Spatial annotation entries
BEGIN
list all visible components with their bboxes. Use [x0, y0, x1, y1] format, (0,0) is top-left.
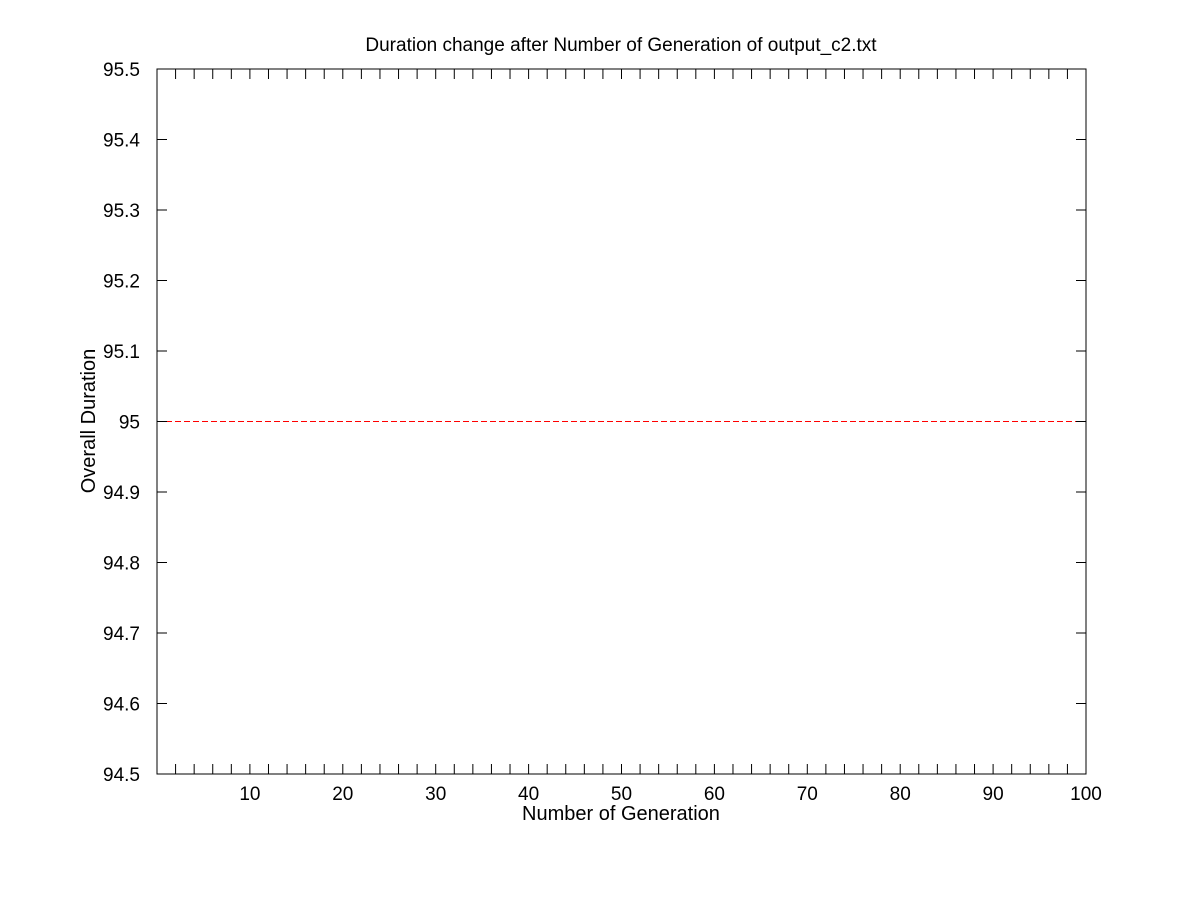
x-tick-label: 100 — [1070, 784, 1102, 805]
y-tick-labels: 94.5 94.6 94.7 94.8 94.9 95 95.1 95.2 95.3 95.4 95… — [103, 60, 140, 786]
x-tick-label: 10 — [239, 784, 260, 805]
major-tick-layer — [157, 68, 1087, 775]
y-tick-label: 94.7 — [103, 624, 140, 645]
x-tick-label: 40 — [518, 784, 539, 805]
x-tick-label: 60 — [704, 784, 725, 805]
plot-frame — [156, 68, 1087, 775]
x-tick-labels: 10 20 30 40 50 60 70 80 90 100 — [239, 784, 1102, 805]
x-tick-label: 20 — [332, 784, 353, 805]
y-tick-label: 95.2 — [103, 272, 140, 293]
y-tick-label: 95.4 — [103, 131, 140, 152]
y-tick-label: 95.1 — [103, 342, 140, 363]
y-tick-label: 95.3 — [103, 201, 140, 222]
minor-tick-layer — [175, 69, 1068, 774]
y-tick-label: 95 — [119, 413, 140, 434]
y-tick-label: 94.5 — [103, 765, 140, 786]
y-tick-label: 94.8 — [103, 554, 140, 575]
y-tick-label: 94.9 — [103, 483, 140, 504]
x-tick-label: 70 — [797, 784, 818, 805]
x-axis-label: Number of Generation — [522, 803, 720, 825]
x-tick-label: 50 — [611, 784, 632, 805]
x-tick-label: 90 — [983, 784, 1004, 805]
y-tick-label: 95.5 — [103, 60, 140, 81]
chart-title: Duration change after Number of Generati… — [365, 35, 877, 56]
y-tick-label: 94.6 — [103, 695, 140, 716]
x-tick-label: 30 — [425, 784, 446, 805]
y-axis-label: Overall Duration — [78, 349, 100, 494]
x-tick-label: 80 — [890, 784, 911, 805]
END
BEGIN
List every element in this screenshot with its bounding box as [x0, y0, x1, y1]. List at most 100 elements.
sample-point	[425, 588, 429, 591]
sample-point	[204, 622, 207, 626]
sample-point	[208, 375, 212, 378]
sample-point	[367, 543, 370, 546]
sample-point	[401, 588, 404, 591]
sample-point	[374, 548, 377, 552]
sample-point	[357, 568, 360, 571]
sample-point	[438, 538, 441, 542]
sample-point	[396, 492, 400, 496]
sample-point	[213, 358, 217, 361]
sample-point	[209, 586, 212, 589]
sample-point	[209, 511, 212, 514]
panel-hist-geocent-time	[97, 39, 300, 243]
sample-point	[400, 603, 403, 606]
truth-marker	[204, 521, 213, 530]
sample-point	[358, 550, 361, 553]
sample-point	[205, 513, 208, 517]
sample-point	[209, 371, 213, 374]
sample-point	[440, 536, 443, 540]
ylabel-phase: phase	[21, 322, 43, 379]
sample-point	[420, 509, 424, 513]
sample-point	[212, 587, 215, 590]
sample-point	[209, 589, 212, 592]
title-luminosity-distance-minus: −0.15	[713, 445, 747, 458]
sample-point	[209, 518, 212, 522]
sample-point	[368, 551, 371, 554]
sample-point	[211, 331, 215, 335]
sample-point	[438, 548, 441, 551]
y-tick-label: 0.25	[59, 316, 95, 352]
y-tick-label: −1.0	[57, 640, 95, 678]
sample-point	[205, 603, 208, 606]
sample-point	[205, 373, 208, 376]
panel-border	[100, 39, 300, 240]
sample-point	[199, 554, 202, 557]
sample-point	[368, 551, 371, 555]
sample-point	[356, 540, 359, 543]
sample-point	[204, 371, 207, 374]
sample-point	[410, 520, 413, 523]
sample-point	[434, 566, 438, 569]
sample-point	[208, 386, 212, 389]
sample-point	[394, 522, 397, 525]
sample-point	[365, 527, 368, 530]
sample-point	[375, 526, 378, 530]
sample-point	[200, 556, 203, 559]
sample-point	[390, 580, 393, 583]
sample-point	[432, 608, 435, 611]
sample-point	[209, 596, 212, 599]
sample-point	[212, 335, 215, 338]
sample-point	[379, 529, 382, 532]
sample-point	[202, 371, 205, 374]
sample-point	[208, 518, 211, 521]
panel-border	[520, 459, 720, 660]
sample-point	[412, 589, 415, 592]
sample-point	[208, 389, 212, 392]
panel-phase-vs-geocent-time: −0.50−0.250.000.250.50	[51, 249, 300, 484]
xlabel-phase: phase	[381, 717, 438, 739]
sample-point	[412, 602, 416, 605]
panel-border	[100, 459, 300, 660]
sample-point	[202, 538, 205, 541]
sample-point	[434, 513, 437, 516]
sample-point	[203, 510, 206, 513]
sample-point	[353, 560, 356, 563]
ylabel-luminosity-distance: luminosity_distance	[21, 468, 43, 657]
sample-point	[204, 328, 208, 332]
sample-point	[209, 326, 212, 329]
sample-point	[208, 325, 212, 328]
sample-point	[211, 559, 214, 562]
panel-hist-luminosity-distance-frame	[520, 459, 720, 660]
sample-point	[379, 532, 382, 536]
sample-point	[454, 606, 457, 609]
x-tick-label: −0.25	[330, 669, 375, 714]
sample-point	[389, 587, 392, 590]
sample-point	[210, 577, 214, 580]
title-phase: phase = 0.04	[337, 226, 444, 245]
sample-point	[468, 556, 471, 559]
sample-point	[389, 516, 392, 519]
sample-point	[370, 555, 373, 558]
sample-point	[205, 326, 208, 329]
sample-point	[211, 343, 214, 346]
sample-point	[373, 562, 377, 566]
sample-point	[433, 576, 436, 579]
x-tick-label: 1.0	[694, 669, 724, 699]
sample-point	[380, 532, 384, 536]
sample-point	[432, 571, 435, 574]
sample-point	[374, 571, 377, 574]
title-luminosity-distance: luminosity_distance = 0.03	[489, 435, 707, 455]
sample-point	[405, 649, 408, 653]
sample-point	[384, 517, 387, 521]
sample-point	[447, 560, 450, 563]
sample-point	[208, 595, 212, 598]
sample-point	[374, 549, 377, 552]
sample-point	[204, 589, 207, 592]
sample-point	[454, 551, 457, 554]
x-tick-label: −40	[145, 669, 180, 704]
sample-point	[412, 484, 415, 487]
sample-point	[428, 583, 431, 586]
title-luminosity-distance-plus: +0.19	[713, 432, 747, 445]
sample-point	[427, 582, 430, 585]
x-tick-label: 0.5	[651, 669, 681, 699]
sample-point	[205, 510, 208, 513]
END
= Task requirements =
In the material above, output the lines from the one containing "x-tick-label: 100 — [1070, 784, 1102, 805]" to the one containing "y-tick-label: 95.4 — [103, 131, 140, 152]", both included, copied verbatim with no changes.

= Reply =
x-tick-label: 100 — [1070, 784, 1102, 805]
y-tick-labels: 94.5 94.6 94.7 94.8 94.9 95 95.1 95.2 95.3 95.4 95… — [103, 60, 140, 786]
x-tick-label: 10 — [239, 784, 260, 805]
major-tick-layer — [157, 68, 1087, 775]
y-tick-label: 94.7 — [103, 624, 140, 645]
x-tick-label: 40 — [518, 784, 539, 805]
x-tick-label: 60 — [704, 784, 725, 805]
plot-frame — [156, 68, 1087, 775]
x-tick-labels: 10 20 30 40 50 60 70 80 90 100 — [239, 784, 1102, 805]
x-tick-label: 20 — [332, 784, 353, 805]
y-tick-label: 95.2 — [103, 272, 140, 293]
y-tick-label: 95.4 — [103, 131, 140, 152]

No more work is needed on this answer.